━━━ DATA FOR THIS EXERCISE ━━━
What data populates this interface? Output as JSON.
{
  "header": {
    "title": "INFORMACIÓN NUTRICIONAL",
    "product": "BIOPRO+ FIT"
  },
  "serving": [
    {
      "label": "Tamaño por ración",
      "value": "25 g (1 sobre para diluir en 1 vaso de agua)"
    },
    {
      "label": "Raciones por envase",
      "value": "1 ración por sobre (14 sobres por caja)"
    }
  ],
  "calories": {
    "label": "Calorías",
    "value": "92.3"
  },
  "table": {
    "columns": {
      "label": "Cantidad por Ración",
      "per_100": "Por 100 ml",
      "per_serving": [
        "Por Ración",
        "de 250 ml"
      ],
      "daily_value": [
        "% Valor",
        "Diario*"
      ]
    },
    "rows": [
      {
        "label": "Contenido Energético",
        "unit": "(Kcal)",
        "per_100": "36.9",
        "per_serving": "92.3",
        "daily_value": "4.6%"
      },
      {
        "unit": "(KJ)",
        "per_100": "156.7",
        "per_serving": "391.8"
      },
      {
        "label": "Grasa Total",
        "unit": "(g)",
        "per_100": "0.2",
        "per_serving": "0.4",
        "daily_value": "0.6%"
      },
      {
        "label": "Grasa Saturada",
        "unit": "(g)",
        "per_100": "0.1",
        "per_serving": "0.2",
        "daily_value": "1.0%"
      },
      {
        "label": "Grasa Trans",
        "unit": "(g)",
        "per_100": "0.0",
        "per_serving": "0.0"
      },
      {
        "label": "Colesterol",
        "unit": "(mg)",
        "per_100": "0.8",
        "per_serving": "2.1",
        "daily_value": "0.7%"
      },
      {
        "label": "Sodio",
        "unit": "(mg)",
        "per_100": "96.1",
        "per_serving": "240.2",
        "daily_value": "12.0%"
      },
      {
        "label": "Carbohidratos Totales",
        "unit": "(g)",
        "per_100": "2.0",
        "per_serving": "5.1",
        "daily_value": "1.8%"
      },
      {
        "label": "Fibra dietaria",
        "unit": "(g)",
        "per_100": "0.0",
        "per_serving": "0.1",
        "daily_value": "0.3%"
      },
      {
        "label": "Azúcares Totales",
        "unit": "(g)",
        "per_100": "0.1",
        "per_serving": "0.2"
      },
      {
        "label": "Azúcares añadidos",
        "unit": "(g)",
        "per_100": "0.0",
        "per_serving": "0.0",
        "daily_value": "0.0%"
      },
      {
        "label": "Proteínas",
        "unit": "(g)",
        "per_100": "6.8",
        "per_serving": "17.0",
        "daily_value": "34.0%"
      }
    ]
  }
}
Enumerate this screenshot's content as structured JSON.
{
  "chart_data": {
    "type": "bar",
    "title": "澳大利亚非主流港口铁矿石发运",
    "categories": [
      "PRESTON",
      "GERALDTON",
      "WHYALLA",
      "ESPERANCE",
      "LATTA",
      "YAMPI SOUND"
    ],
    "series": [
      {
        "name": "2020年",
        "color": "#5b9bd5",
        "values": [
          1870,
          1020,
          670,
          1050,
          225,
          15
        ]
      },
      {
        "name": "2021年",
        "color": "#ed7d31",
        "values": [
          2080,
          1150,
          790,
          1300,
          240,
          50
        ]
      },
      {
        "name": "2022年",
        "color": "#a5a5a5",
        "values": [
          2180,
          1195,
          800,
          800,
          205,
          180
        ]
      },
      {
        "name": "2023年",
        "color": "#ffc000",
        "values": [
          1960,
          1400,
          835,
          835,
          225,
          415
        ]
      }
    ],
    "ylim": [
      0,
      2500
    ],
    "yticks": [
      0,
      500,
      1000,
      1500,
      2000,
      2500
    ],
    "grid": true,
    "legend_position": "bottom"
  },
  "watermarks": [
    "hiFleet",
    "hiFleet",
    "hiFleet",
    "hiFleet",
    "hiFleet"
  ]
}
━━━
YOUR TASK. Retype the entries exactly, including every line.

REPLY TO THE TASK.
What data populates this interface? Output as JSON.
{
  "header": {
    "title": "INFORMACIÓN NUTRICIONAL",
    "product": "BIOPRO+ FIT"
  },
  "serving": [
    {
      "label": "Tamaño por ración",
      "value": "25 g (1 sobre para diluir en 1 vaso de agua)"
    },
    {
      "label": "Raciones por envase",
      "value": "1 ración por sobre (14 sobres por caja)"
    }
  ],
  "calories": {
    "label": "Calorías",
    "value": "92.3"
  },
  "table": {
    "columns": {
      "label": "Cantidad por Ración",
      "per_100": "Por 100 ml",
      "per_serving": [
        "Por Ración",
        "de 250 ml"
      ],
      "daily_value": [
        "% Valor",
        "Diario*"
      ]
    },
    "rows": [
      {
        "label": "Contenido Energético",
        "unit": "(Kcal)",
        "per_100": "36.9",
        "per_serving": "92.3",
        "daily_value": "4.6%"
      },
      {
        "unit": "(KJ)",
        "per_100": "156.7",
        "per_serving": "391.8"
      },
      {
        "label": "Grasa Total",
        "unit": "(g)",
        "per_100": "0.2",
        "per_serving": "0.4",
        "daily_value": "0.6%"
      },
      {
        "label": "Grasa Saturada",
        "unit": "(g)",
        "per_100": "0.1",
        "per_serving": "0.2",
        "daily_value": "1.0%"
      },
      {
        "label": "Grasa Trans",
        "unit": "(g)",
        "per_100": "0.0",
        "per_serving": "0.0"
      },
      {
        "label": "Colesterol",
        "unit": "(mg)",
        "per_100": "0.8",
        "per_serving": "2.1",
        "daily_value": "0.7%"
      },
      {
        "label": "Sodio",
        "unit": "(mg)",
        "per_100": "96.1",
        "per_serving": "240.2",
        "daily_value": "12.0%"
      },
      {
        "label": "Carbohidratos Totales",
        "unit": "(g)",
        "per_100": "2.0",
        "per_serving": "5.1",
        "daily_value": "1.8%"
      },
      {
        "label": "Fibra dietaria",
        "unit": "(g)",
        "per_100": "0.0",
        "per_serving": "0.1",
        "daily_value": "0.3%"
      },
      {
        "label": "Azúcares Totales",
        "unit": "(g)",
        "per_100": "0.1",
        "per_serving": "0.2"
      },
      {
        "label": "Azúcares añadidos",
        "unit": "(g)",
        "per_100": "0.0",
        "per_serving": "0.0",
        "daily_value": "0.0%"
      },
      {
        "label": "Proteínas",
        "unit": "(g)",
        "per_100": "6.8",
        "per_serving": "17.0",
        "daily_value": "34.0%"
      }
    ]
  }
}
Enumerate this screenshot's content as structured JSON.
{
  "chart_data": {
    "type": "bar",
    "title": "澳大利亚非主流港口铁矿石发运",
    "categories": [
      "PRESTON",
      "GERALDTON",
      "WHYALLA",
      "ESPERANCE",
      "LATTA",
      "YAMPI SOUND"
    ],
    "series": [
      {
        "name": "2020年",
        "color": "#5b9bd5",
        "values": [
          1870,
          1020,
          670,
          1050,
          225,
          15
        ]
      },
      {
        "name": "2021年",
        "color": "#ed7d31",
        "values": [
          2080,
          1150,
          790,
          1300,
          240,
          50
        ]
      },
      {
        "name": "2022年",
        "color": "#a5a5a5",
        "values": [
          2180,
          1195,
          800,
          800,
          205,
          180
        ]
      },
      {
        "name": "2023年",
        "color": "#ffc000",
        "values": [
          1960,
          1400,
          835,
          835,
          225,
          415
        ]
      }
    ],
    "ylim": [
      0,
      2500
    ],
    "yticks": [
      0,
      500,
      1000,
      1500,
      2000,
      2500
    ],
    "grid": true,
    "legend_position": "bottom"
  },
  "watermarks": [
    "hiFleet",
    "hiFleet",
    "hiFleet",
    "hiFleet",
    "hiFleet"
  ]
}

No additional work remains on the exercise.